WORK TO COMPLETE:
Look below and pull out each line with the word "image".

MATERIAL PROVIDED:
= = = = = = =

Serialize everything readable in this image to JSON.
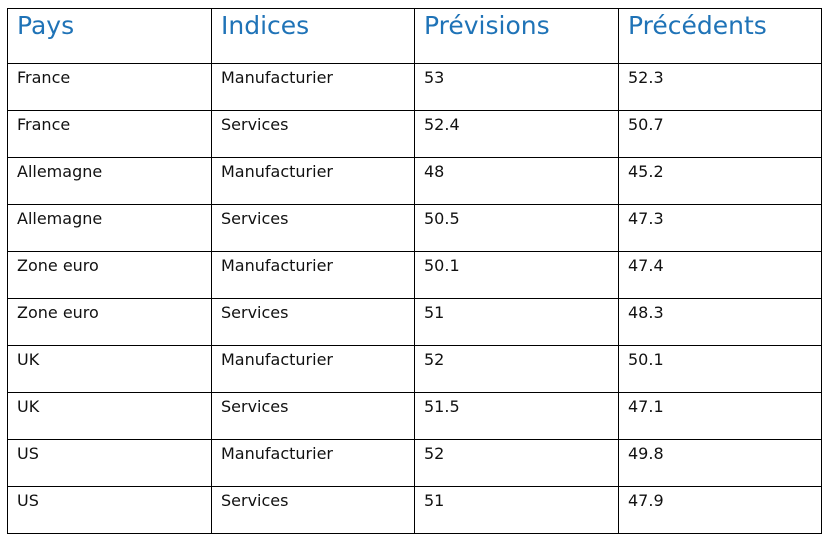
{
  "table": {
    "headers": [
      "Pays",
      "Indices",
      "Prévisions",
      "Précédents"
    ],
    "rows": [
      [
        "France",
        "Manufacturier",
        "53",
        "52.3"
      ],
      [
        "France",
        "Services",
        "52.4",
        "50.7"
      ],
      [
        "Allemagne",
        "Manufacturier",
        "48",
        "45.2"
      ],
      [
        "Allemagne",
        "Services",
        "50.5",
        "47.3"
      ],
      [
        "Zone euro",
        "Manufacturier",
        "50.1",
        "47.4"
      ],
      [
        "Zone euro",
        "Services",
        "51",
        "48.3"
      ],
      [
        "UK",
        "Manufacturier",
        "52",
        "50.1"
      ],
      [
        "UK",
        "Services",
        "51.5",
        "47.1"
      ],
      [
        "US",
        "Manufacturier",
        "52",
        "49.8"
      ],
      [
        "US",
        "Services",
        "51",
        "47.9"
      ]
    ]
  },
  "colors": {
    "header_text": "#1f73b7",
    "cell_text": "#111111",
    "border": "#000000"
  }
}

= = = = = = =

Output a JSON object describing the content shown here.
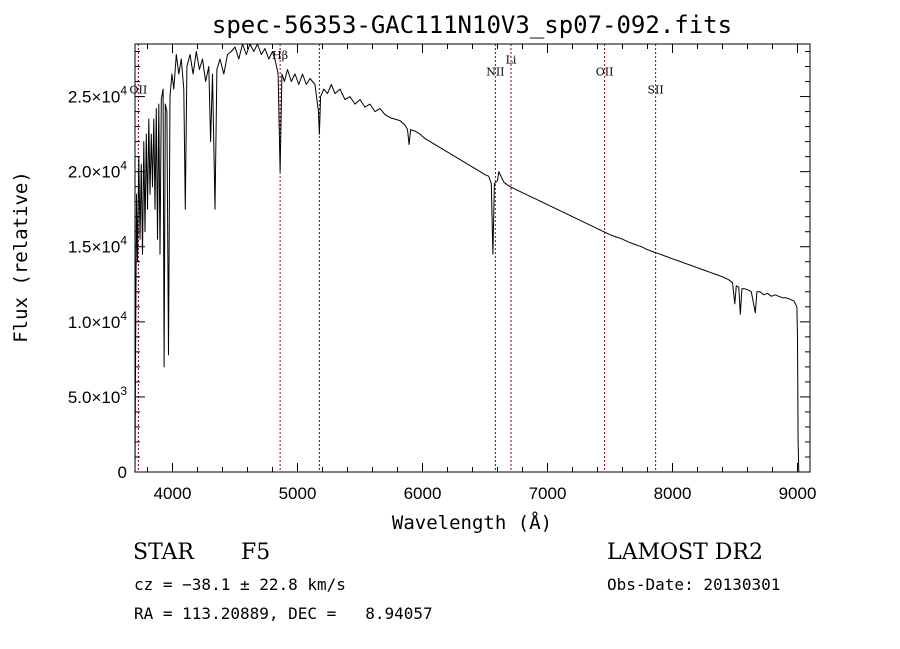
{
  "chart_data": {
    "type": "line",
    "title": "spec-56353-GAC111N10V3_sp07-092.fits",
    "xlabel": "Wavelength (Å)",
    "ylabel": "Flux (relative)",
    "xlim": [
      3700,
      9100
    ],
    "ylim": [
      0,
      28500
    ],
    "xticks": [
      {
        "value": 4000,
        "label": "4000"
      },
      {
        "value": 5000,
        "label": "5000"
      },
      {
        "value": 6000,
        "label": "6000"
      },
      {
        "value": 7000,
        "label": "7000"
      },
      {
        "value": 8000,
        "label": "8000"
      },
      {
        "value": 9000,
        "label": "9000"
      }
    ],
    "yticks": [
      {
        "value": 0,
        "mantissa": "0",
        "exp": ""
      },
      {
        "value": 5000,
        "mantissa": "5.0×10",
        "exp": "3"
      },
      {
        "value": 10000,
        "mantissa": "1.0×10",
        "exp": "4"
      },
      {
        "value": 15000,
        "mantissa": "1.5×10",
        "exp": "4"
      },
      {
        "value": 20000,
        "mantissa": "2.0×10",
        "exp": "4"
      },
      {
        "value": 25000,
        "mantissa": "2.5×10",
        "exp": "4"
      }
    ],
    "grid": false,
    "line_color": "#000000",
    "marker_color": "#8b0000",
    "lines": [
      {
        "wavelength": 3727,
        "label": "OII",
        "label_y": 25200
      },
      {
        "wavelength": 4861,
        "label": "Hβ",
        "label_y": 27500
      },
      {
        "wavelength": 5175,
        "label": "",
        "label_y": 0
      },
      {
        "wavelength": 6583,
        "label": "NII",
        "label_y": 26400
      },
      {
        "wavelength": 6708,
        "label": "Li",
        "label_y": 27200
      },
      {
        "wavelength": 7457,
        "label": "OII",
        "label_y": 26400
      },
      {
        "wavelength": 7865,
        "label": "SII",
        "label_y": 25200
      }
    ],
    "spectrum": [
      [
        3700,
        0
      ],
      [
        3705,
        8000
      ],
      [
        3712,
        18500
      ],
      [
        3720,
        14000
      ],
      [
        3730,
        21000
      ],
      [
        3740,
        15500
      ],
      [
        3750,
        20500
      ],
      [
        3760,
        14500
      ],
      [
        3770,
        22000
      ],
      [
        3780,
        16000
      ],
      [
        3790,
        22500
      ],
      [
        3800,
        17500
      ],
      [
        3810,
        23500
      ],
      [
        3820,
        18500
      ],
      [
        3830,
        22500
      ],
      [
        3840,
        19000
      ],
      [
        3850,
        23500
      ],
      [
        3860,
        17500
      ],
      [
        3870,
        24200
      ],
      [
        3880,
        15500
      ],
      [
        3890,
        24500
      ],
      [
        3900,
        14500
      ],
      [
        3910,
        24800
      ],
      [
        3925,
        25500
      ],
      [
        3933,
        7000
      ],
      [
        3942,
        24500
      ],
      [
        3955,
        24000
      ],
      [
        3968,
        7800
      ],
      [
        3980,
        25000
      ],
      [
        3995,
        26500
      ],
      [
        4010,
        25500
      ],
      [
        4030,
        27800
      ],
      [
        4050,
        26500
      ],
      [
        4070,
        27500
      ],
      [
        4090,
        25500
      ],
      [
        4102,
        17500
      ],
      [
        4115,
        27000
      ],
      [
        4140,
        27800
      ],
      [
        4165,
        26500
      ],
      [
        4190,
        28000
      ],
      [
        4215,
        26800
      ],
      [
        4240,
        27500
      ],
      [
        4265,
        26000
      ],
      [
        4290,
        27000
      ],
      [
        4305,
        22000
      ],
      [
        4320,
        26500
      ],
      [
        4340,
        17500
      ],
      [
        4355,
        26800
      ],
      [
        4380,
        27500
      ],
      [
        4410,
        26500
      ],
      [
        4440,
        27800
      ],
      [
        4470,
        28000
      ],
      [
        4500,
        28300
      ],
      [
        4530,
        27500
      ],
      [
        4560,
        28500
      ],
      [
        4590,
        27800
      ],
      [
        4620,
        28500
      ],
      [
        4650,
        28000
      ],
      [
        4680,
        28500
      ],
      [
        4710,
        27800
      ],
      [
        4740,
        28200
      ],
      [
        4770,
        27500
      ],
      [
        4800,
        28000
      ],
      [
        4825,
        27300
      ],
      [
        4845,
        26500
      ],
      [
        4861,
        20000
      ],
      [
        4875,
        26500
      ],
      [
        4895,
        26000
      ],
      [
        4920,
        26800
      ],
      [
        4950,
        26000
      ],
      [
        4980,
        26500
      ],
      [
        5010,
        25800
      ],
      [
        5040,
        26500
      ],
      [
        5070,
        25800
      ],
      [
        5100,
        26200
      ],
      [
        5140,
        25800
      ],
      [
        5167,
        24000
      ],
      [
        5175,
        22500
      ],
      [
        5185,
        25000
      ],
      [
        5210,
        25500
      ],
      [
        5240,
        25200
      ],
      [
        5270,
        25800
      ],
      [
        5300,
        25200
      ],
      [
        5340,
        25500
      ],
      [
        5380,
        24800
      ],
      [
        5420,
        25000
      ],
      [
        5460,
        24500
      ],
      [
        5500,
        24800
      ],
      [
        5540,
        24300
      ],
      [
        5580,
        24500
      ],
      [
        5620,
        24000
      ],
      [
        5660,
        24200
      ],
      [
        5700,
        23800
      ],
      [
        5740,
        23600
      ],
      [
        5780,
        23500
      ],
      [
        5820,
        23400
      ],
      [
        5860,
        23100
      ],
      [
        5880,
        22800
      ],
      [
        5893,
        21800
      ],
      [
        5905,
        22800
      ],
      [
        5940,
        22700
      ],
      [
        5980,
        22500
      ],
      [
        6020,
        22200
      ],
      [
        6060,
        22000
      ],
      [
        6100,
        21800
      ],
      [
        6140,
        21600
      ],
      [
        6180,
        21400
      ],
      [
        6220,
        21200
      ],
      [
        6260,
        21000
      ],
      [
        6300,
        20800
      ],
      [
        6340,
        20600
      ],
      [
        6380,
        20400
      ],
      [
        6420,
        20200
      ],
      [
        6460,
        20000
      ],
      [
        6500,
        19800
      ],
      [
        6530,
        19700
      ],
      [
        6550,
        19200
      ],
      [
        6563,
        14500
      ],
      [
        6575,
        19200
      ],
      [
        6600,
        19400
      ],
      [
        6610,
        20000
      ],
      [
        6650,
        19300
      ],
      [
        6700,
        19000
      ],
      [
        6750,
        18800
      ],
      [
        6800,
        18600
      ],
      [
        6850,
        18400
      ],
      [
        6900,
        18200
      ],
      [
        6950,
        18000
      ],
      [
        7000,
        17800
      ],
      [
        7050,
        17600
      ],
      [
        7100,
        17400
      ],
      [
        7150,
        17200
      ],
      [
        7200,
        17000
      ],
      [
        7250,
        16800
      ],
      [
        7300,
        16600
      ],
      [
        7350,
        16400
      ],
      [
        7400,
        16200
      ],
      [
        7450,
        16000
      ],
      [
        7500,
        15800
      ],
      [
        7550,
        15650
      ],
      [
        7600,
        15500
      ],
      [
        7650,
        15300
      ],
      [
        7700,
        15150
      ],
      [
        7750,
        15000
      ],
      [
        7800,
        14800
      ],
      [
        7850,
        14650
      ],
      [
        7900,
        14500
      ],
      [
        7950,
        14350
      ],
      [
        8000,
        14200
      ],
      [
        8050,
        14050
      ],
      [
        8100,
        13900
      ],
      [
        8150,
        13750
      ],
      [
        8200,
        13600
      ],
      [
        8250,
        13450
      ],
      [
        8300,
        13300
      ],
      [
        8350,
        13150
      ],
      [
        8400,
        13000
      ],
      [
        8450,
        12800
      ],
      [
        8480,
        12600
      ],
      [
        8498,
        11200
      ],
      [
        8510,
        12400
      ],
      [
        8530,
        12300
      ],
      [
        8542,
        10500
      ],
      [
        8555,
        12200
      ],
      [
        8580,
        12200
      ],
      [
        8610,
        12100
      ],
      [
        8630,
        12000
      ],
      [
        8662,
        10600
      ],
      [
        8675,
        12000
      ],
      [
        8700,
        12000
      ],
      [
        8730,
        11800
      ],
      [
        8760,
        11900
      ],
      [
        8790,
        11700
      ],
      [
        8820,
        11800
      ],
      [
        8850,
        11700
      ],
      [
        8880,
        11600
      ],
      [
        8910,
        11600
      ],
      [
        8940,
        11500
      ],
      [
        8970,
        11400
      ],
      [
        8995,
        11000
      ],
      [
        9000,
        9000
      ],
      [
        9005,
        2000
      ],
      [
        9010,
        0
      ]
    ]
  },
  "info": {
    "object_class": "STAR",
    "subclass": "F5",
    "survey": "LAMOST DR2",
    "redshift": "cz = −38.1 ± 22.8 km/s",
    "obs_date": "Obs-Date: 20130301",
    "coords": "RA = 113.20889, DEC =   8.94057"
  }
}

= = = = = = =

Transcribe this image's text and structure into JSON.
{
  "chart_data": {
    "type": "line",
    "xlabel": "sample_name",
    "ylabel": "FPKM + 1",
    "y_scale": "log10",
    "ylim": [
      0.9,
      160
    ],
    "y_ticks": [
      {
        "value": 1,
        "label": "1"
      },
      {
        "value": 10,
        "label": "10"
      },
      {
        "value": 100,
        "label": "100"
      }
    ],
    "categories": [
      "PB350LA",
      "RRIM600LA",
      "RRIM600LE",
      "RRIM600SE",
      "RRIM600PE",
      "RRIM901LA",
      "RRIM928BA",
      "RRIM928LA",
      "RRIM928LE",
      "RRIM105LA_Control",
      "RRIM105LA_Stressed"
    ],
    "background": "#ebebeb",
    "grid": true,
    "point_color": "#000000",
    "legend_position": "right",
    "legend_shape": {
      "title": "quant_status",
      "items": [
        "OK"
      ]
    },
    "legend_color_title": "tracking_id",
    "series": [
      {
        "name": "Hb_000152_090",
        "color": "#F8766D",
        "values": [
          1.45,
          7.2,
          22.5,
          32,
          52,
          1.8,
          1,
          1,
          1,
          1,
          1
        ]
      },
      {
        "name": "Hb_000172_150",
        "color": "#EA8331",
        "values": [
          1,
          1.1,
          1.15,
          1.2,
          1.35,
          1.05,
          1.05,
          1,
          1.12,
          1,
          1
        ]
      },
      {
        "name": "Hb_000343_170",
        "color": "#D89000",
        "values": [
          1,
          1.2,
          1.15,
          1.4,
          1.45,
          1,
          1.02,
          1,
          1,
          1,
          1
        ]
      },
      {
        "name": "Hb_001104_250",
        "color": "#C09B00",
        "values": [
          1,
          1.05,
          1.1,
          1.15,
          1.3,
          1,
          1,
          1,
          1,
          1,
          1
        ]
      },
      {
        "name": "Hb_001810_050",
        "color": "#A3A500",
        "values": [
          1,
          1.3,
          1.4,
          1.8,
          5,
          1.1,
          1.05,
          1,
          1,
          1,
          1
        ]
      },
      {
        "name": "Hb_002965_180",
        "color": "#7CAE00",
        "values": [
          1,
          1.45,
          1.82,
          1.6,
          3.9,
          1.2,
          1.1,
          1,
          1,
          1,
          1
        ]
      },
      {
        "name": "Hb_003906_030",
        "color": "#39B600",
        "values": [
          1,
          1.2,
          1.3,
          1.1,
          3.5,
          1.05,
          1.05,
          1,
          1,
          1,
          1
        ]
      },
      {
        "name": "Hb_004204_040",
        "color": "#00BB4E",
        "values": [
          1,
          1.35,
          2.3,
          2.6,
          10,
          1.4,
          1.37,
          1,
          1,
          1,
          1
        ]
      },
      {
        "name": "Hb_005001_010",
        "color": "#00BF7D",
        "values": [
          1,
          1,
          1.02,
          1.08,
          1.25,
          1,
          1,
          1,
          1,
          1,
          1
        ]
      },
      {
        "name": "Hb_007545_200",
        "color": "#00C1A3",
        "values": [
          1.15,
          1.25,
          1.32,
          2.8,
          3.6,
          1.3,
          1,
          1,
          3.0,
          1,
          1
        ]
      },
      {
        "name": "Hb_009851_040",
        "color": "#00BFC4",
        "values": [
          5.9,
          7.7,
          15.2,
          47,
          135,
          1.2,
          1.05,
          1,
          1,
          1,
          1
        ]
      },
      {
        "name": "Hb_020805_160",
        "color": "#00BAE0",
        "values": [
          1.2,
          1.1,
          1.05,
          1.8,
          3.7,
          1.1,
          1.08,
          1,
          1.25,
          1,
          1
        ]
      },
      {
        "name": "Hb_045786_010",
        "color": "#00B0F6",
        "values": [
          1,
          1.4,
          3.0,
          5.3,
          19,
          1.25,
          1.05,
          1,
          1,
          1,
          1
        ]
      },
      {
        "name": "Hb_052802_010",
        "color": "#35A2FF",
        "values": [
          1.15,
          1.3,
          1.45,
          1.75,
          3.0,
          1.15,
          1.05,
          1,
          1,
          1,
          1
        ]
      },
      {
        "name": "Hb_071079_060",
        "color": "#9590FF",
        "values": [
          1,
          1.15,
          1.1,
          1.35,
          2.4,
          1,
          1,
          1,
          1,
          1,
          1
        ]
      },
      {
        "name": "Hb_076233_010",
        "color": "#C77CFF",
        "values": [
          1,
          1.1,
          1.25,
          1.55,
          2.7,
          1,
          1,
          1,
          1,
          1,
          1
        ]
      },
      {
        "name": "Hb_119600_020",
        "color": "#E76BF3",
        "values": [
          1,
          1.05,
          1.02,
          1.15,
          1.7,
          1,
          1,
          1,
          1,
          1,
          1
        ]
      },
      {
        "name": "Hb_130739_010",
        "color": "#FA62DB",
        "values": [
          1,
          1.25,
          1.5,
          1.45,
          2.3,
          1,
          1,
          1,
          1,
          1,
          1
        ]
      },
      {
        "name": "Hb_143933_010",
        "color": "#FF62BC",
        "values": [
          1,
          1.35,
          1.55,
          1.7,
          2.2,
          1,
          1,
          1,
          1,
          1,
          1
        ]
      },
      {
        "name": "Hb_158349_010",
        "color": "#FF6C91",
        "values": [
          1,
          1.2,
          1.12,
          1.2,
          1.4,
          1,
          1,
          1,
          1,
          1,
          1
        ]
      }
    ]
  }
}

= = = = = = =

ANSWER TO THIS PROBLEM:
Serialize everything readable in this image to JSON.
Transcribe this image's text and structure into JSON.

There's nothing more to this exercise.